▶ TAREFA PROPOSTA
Copie por inteiro, por favor, o trecho sobre Kropotkin e a prisão, sem alterar nenhuma palavra.

▶ TRECHO DA PÁGINA

_____

Numa conferência realizada em Paris em 1887, Kropotkin aborda um dos temas centrais da sociedade atual que, depois das questões econômica e política, é a mais importante: a questão judicial
A pergunta a que ele pretende responder é: o que se deve fazer com aqueles que cometem atos anti-sociais? Condenação à morte, trabalhos forçados, prisão perpétua? A máquina judicial povoa as prisões.

No entanto – e aqui os dados de Kropotkin são do século passado [XIX], cuja semelhança com os atuais [XX] é chocante – a única certeza que a administração carcerária tem é a da reincidência no crime, pois o aumento ou a diminuição da pena não contribuem para que os índices de criminalidade decresçam.


É a partir dessa constatação que Kropotkin argumenta que nada pode ser reformado no sistema penitenciario: a prisão, ao tirar a liberdade do homem e matar a sociabilidade que o capacita a viver em sociedade, só faz fabricar o criminoso reincidente.


A pretexto de “reeducar” o criminoso, o regime carcerário de fato degrada, de várias formas, o prisioneiro. Também não se trata de vigiar os guardas ou escolher para diretores dos presídios pessoas realmentes “sérias”, pois o universo da prisão também é uma espécie de sentença para esses indivíduos.

_____

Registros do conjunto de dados
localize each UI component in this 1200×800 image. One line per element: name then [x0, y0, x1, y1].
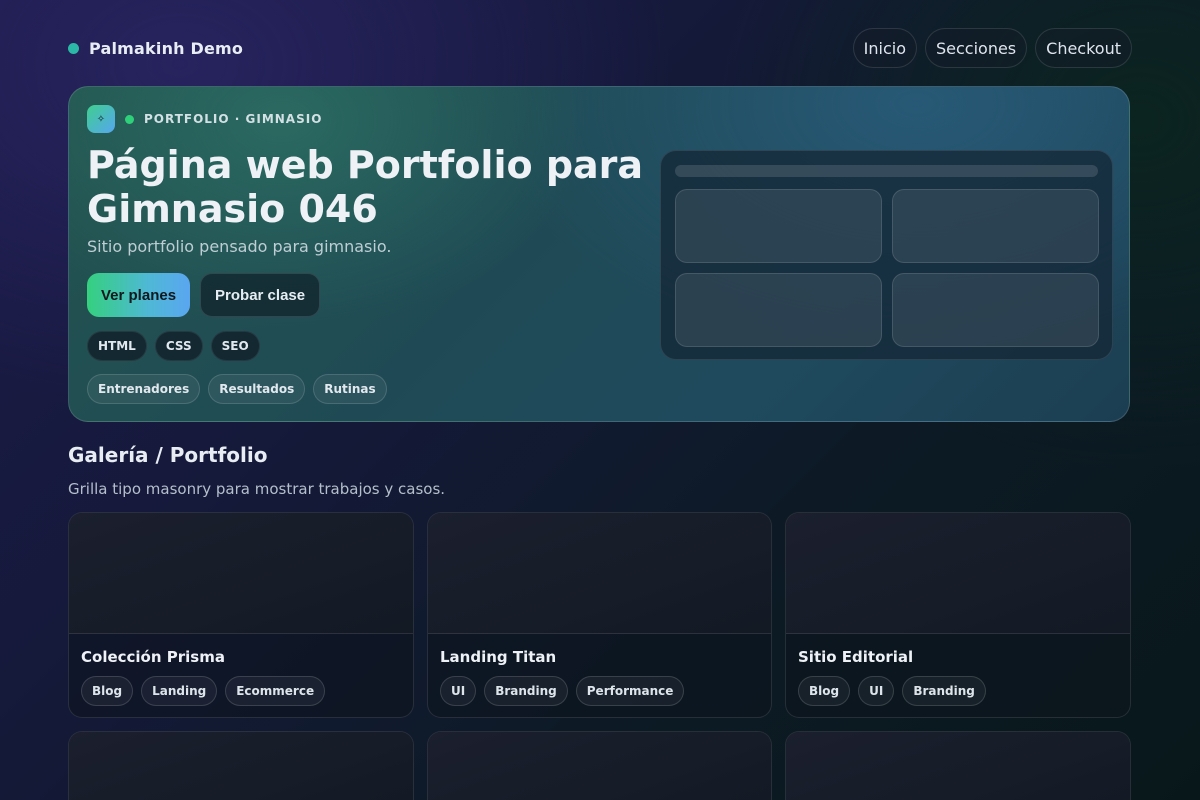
card-tag: Branding — [902, 676, 986, 706]
portfolio-card[interactable]: Sitio Editorial Blog UI Branding — [785, 512, 1131, 718]
top-bar: Palmakinh Demo Inicio Secciones Checkout — [68, 28, 1132, 68]
portfolio-card[interactable]: Landing Titan UI Branding Performance — [427, 512, 772, 718]
topic-tags: Entrenadores Resultados Rutinas — [87, 374, 387, 404]
topic-tag: Entrenadores — [87, 374, 201, 404]
ver-planes-button[interactable]: Ver planes — [87, 273, 191, 317]
card-tag: UI — [440, 676, 477, 706]
preview-grid — [675, 189, 1099, 347]
card-tag: Branding — [484, 676, 568, 706]
hero-card: ✧ PORTFOLIO · GIMNASIO Página web Portfo… — [68, 86, 1130, 422]
card-tag: Performance — [575, 676, 685, 706]
portfolio-card[interactable] — [68, 731, 414, 800]
gallery-title: Galería / Portfolio — [68, 443, 268, 467]
tech-tags: HTML CSS SEO — [87, 331, 260, 361]
card-title: Colección Prisma — [81, 648, 225, 666]
eyebrow-label: PORTFOLIO · GIMNASIO — [144, 112, 323, 126]
card-body: Sitio Editorial Blog UI Branding — [786, 634, 1130, 706]
card-thumbnail — [69, 732, 413, 800]
preview-tile — [675, 189, 882, 263]
preview-tile — [892, 189, 1099, 263]
card-tag: UI — [858, 676, 895, 706]
brand[interactable]: Palmakinh Demo — [68, 39, 243, 58]
card-tags: Blog UI Branding — [798, 676, 1118, 706]
tech-tag: SEO — [210, 331, 260, 361]
card-title: Sitio Editorial — [798, 648, 914, 666]
probar-clase-button[interactable]: Probar clase — [200, 273, 321, 317]
nav-link-secciones[interactable]: Secciones — [924, 28, 1028, 68]
card-tag: Blog — [798, 676, 851, 706]
card-body: Landing Titan UI Branding Performance — [428, 634, 771, 706]
card-thumbnail — [786, 732, 1130, 800]
portfolio-grid: Colección Prisma Blog Landing Ecommerce … — [68, 512, 1131, 800]
brand-dot-icon — [68, 42, 79, 54]
card-tags: Blog Landing Ecommerce — [81, 676, 401, 706]
card-tag: Landing — [141, 676, 218, 706]
hero-subtitle: Sitio portfolio pensado para gimnasio. — [87, 237, 392, 256]
portfolio-card[interactable] — [427, 731, 772, 800]
preview-header-bar — [675, 165, 1098, 177]
hero-title: Página web Portfolio para Gimnasio 046 — [87, 143, 644, 231]
brand-name: Palmakinh Demo — [89, 38, 244, 58]
sparkle-icon: ✧ — [87, 105, 115, 133]
card-tag: Blog — [81, 676, 134, 706]
portfolio-card[interactable] — [785, 731, 1131, 800]
portfolio-card[interactable]: Colección Prisma Blog Landing Ecommerce — [68, 512, 414, 718]
main-nav: Inicio Secciones Checkout — [852, 28, 1132, 68]
card-tag: Ecommerce — [225, 676, 326, 706]
card-body: Colección Prisma Blog Landing Ecommerce — [69, 634, 413, 706]
status-dot-icon — [125, 114, 134, 124]
nav-link-inicio[interactable]: Inicio — [852, 28, 917, 68]
tech-tag: CSS — [154, 331, 203, 361]
preview-tile — [892, 273, 1099, 347]
card-tags: UI Branding Performance — [440, 676, 759, 706]
nav-link-checkout[interactable]: Checkout — [1035, 28, 1132, 68]
card-title: Landing Titan — [440, 648, 557, 666]
card-thumbnail — [69, 513, 413, 634]
hero-actions: Ver planes Probar clase — [87, 273, 321, 317]
card-thumbnail — [428, 732, 771, 800]
layout-preview-mockup — [660, 150, 1113, 360]
card-thumbnail — [428, 513, 771, 634]
card-thumbnail — [786, 513, 1130, 634]
hero-eyebrow: ✧ PORTFOLIO · GIMNASIO — [87, 105, 322, 133]
tech-tag: HTML — [87, 331, 147, 361]
gallery-subtitle: Grilla tipo masonry para mostrar trabajo… — [68, 480, 446, 498]
topic-tag: Rutinas — [313, 374, 387, 404]
preview-tile — [675, 273, 882, 347]
topic-tag: Resultados — [208, 374, 306, 404]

_____

▶ RESULTADO
Numa conferência realizada em Paris em 1887, Kropotkin aborda um dos temas centrais da sociedade atual que, depois das questões econômica e política, é a mais importante: a questão judicial
A pergunta a que ele pretende responder é: o que se deve fazer com aqueles que cometem atos anti-sociais? Condenação à morte, trabalhos forçados, prisão perpétua? A máquina judicial povoa as prisões.

No entanto – e aqui os dados de Kropotkin são do século passado [XIX], cuja semelhança com os atuais [XX] é chocante – a única certeza que a administração carcerária tem é a da reincidência no crime, pois o aumento ou a diminuição da pena não contribuem para que os índices de criminalidade decresçam.


É a partir dessa constatação que Kropotkin argumenta que nada pode ser reformado no sistema penitenciario: a prisão, ao tirar a liberdade do homem e matar a sociabilidade que o capacita a viver em sociedade, só faz fabricar o criminoso reincidente.


A pretexto de “reeducar” o criminoso, o regime carcerário de fato degrada, de várias formas, o prisioneiro. Também não se trata de vigiar os guardas ou escolher para diretores dos presídios pessoas realmentes “sérias”, pois o universo da prisão também é uma espécie de sentença para esses indivíduos.